Could you quote these lines word for word, leaving out the pictures?

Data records
--- Begin ---
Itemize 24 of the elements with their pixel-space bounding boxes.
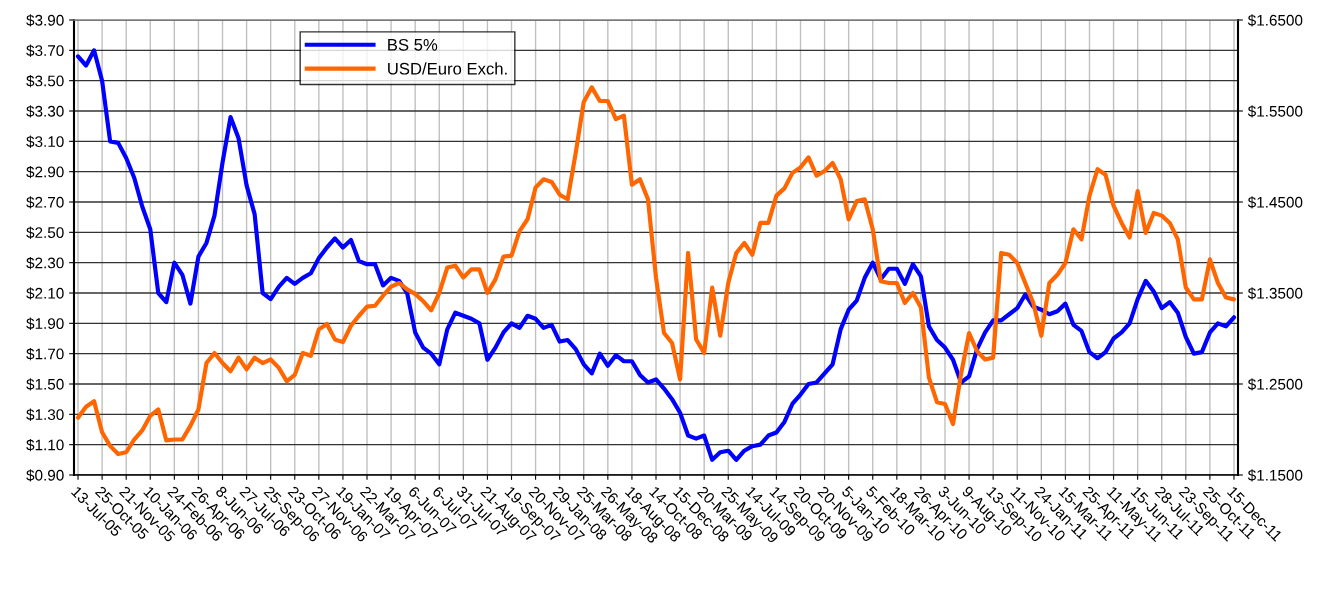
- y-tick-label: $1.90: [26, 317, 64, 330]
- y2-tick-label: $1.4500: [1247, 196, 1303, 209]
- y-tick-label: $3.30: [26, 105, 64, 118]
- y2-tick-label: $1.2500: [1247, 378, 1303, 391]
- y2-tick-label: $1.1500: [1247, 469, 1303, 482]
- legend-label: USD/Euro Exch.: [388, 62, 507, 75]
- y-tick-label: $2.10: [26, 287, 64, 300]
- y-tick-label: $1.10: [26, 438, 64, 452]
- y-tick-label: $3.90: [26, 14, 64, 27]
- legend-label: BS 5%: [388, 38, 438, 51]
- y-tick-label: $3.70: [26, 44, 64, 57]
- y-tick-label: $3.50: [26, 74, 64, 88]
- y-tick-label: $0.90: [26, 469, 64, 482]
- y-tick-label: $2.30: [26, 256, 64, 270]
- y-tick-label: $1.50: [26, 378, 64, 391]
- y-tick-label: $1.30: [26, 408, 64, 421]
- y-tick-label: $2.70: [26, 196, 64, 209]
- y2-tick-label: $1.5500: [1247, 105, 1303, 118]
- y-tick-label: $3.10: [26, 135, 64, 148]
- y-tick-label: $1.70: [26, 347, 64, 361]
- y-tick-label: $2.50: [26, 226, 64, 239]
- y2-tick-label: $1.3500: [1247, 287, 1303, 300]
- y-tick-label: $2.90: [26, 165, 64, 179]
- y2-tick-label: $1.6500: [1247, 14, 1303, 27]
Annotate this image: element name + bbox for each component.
--- End ---
▶ **ANSWER IN FULL**:
Itemize 24 of the elements with their pixel-space bounding boxes.
- y-tick-label: $1.90: [26, 317, 64, 330]
- y2-tick-label: $1.4500: [1247, 196, 1303, 209]
- y-tick-label: $3.30: [26, 105, 64, 118]
- y2-tick-label: $1.2500: [1247, 378, 1303, 391]
- y2-tick-label: $1.1500: [1247, 469, 1303, 482]
- legend-label: USD/Euro Exch.: [388, 62, 507, 75]
- y-tick-label: $2.10: [26, 287, 64, 300]
- y-tick-label: $1.10: [26, 438, 64, 452]
- y-tick-label: $3.90: [26, 14, 64, 27]
- legend-label: BS 5%: [388, 38, 438, 51]
- y-tick-label: $3.70: [26, 44, 64, 57]
- y-tick-label: $3.50: [26, 74, 64, 88]
- y-tick-label: $0.90: [26, 469, 64, 482]
- y-tick-label: $2.30: [26, 256, 64, 270]
- y-tick-label: $1.50: [26, 378, 64, 391]
- y-tick-label: $1.30: [26, 408, 64, 421]
- y-tick-label: $2.70: [26, 196, 64, 209]
- y2-tick-label: $1.5500: [1247, 105, 1303, 118]
- y-tick-label: $3.10: [26, 135, 64, 148]
- y-tick-label: $1.70: [26, 347, 64, 361]
- y-tick-label: $2.50: [26, 226, 64, 239]
- y2-tick-label: $1.3500: [1247, 287, 1303, 300]
- y-tick-label: $2.90: [26, 165, 64, 179]
- y2-tick-label: $1.6500: [1247, 14, 1303, 27]
Annotate this image: element name + bbox for each component.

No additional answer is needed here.